**Set task**
Copy every line, leaving nothing out and adding nothing.

-- Source records start --

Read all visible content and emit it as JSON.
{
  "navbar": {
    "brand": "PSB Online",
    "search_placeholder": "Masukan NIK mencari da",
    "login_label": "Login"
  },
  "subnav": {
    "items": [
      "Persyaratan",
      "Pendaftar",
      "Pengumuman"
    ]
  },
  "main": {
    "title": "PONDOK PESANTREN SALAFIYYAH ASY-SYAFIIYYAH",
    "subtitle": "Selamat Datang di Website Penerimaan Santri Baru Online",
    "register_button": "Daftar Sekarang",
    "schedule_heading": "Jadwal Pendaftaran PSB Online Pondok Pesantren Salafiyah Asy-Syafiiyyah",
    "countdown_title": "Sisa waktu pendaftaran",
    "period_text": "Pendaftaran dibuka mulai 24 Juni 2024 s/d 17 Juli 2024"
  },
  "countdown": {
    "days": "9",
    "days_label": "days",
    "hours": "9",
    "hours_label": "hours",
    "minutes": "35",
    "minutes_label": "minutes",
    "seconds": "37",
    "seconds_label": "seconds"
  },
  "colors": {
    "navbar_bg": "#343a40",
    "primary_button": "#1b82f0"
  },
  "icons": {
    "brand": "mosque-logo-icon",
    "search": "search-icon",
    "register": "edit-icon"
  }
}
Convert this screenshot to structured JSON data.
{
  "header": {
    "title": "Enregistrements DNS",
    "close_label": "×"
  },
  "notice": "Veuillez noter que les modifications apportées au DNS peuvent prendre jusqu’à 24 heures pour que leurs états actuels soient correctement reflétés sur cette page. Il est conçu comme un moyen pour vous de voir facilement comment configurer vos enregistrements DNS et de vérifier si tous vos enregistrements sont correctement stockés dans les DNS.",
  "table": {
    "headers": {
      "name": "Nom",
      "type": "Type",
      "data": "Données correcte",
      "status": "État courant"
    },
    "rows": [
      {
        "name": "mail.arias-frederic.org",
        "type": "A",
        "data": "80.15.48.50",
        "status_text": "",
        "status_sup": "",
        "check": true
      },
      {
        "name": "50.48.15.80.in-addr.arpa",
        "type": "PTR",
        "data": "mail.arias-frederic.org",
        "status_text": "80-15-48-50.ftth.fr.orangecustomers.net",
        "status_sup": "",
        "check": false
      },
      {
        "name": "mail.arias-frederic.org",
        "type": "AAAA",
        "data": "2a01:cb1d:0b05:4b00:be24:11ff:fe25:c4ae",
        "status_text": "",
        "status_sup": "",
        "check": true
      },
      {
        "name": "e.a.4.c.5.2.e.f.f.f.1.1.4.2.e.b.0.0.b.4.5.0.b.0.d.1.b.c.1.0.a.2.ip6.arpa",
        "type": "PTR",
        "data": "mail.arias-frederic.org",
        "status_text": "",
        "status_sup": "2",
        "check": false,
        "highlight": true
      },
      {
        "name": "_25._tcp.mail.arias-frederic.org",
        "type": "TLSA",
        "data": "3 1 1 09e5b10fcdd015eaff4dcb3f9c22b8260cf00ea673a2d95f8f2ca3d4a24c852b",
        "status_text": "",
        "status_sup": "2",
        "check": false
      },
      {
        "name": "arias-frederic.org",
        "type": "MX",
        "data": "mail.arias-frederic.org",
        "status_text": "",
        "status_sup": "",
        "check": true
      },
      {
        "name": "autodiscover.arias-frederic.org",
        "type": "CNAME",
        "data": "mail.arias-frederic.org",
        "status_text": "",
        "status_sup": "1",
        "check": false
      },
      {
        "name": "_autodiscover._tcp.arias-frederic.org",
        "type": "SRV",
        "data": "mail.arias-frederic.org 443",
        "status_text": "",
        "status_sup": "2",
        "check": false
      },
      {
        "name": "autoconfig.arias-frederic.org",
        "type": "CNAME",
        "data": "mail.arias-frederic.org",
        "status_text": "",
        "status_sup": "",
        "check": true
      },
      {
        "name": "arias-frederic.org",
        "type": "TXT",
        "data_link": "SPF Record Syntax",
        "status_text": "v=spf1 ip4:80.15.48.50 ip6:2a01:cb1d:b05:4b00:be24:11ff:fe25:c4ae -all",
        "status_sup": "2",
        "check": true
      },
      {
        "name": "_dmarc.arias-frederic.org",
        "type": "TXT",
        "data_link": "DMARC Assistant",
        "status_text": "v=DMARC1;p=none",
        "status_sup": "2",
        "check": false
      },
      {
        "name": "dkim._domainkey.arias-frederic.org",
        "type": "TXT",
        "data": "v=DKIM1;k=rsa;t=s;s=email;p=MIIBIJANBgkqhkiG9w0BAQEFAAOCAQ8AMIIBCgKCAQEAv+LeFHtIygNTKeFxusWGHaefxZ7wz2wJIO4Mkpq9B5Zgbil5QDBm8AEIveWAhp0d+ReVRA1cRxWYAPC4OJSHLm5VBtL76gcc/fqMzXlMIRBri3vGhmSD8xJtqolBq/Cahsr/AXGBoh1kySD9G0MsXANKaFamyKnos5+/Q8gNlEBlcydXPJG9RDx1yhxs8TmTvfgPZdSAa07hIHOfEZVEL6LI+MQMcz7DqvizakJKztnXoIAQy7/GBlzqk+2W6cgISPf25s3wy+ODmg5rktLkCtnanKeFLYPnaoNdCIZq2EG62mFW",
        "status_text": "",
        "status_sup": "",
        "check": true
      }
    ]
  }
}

-- Source records end --

**Exercise solution**
Read all visible content and emit it as JSON.
{
  "navbar": {
    "brand": "PSB Online",
    "search_placeholder": "Masukan NIK mencari da",
    "login_label": "Login"
  },
  "subnav": {
    "items": [
      "Persyaratan",
      "Pendaftar",
      "Pengumuman"
    ]
  },
  "main": {
    "title": "PONDOK PESANTREN SALAFIYYAH ASY-SYAFIIYYAH",
    "subtitle": "Selamat Datang di Website Penerimaan Santri Baru Online",
    "register_button": "Daftar Sekarang",
    "schedule_heading": "Jadwal Pendaftaran PSB Online Pondok Pesantren Salafiyah Asy-Syafiiyyah",
    "countdown_title": "Sisa waktu pendaftaran",
    "period_text": "Pendaftaran dibuka mulai 24 Juni 2024 s/d 17 Juli 2024"
  },
  "countdown": {
    "days": "9",
    "days_label": "days",
    "hours": "9",
    "hours_label": "hours",
    "minutes": "35",
    "minutes_label": "minutes",
    "seconds": "37",
    "seconds_label": "seconds"
  },
  "colors": {
    "navbar_bg": "#343a40",
    "primary_button": "#1b82f0"
  },
  "icons": {
    "brand": "mosque-logo-icon",
    "search": "search-icon",
    "register": "edit-icon"
  }
}
Convert this screenshot to structured JSON data.
{
  "header": {
    "title": "Enregistrements DNS",
    "close_label": "×"
  },
  "notice": "Veuillez noter que les modifications apportées au DNS peuvent prendre jusqu’à 24 heures pour que leurs états actuels soient correctement reflétés sur cette page. Il est conçu comme un moyen pour vous de voir facilement comment configurer vos enregistrements DNS et de vérifier si tous vos enregistrements sont correctement stockés dans les DNS.",
  "table": {
    "headers": {
      "name": "Nom",
      "type": "Type",
      "data": "Données correcte",
      "status": "État courant"
    },
    "rows": [
      {
        "name": "mail.arias-frederic.org",
        "type": "A",
        "data": "80.15.48.50",
        "status_text": "",
        "status_sup": "",
        "check": true
      },
      {
        "name": "50.48.15.80.in-addr.arpa",
        "type": "PTR",
        "data": "mail.arias-frederic.org",
        "status_text": "80-15-48-50.ftth.fr.orangecustomers.net",
        "status_sup": "",
        "check": false
      },
      {
        "name": "mail.arias-frederic.org",
        "type": "AAAA",
        "data": "2a01:cb1d:0b05:4b00:be24:11ff:fe25:c4ae",
        "status_text": "",
        "status_sup": "",
        "check": true
      },
      {
        "name": "e.a.4.c.5.2.e.f.f.f.1.1.4.2.e.b.0.0.b.4.5.0.b.0.d.1.b.c.1.0.a.2.ip6.arpa",
        "type": "PTR",
        "data": "mail.arias-frederic.org",
        "status_text": "",
        "status_sup": "2",
        "check": false,
        "highlight": true
      },
      {
        "name": "_25._tcp.mail.arias-frederic.org",
        "type": "TLSA",
        "data": "3 1 1 09e5b10fcdd015eaff4dcb3f9c22b8260cf00ea673a2d95f8f2ca3d4a24c852b",
        "status_text": "",
        "status_sup": "2",
        "check": false
      },
      {
        "name": "arias-frederic.org",
        "type": "MX",
        "data": "mail.arias-frederic.org",
        "status_text": "",
        "status_sup": "",
        "check": true
      },
      {
        "name": "autodiscover.arias-frederic.org",
        "type": "CNAME",
        "data": "mail.arias-frederic.org",
        "status_text": "",
        "status_sup": "1",
        "check": false
      },
      {
        "name": "_autodiscover._tcp.arias-frederic.org",
        "type": "SRV",
        "data": "mail.arias-frederic.org 443",
        "status_text": "",
        "status_sup": "2",
        "check": false
      },
      {
        "name": "autoconfig.arias-frederic.org",
        "type": "CNAME",
        "data": "mail.arias-frederic.org",
        "status_text": "",
        "status_sup": "",
        "check": true
      },
      {
        "name": "arias-frederic.org",
        "type": "TXT",
        "data_link": "SPF Record Syntax",
        "status_text": "v=spf1 ip4:80.15.48.50 ip6:2a01:cb1d:b05:4b00:be24:11ff:fe25:c4ae -all",
        "status_sup": "2",
        "check": true
      },
      {
        "name": "_dmarc.arias-frederic.org",
        "type": "TXT",
        "data_link": "DMARC Assistant",
        "status_text": "v=DMARC1;p=none",
        "status_sup": "2",
        "check": false
      },
      {
        "name": "dkim._domainkey.arias-frederic.org",
        "type": "TXT",
        "data": "v=DKIM1;k=rsa;t=s;s=email;p=MIIBIJANBgkqhkiG9w0BAQEFAAOCAQ8AMIIBCgKCAQEAv+LeFHtIygNTKeFxusWGHaefxZ7wz2wJIO4Mkpq9B5Zgbil5QDBm8AEIveWAhp0d+ReVRA1cRxWYAPC4OJSHLm5VBtL76gcc/fqMzXlMIRBri3vGhmSD8xJtqolBq/Cahsr/AXGBoh1kySD9G0MsXANKaFamyKnos5+/Q8gNlEBlcydXPJG9RDx1yhxs8TmTvfgPZdSAa07hIHOfEZVEL6LI+MQMcz7DqvizakJKztnXoIAQy7/GBlzqk+2W6cgISPf25s3wy+ODmg5rktLkCtnanKeFLYPnaoNdCIZq2EG62mFW",
        "status_text": "",
        "status_sup": "",
        "check": true
      }
    ]
  }
}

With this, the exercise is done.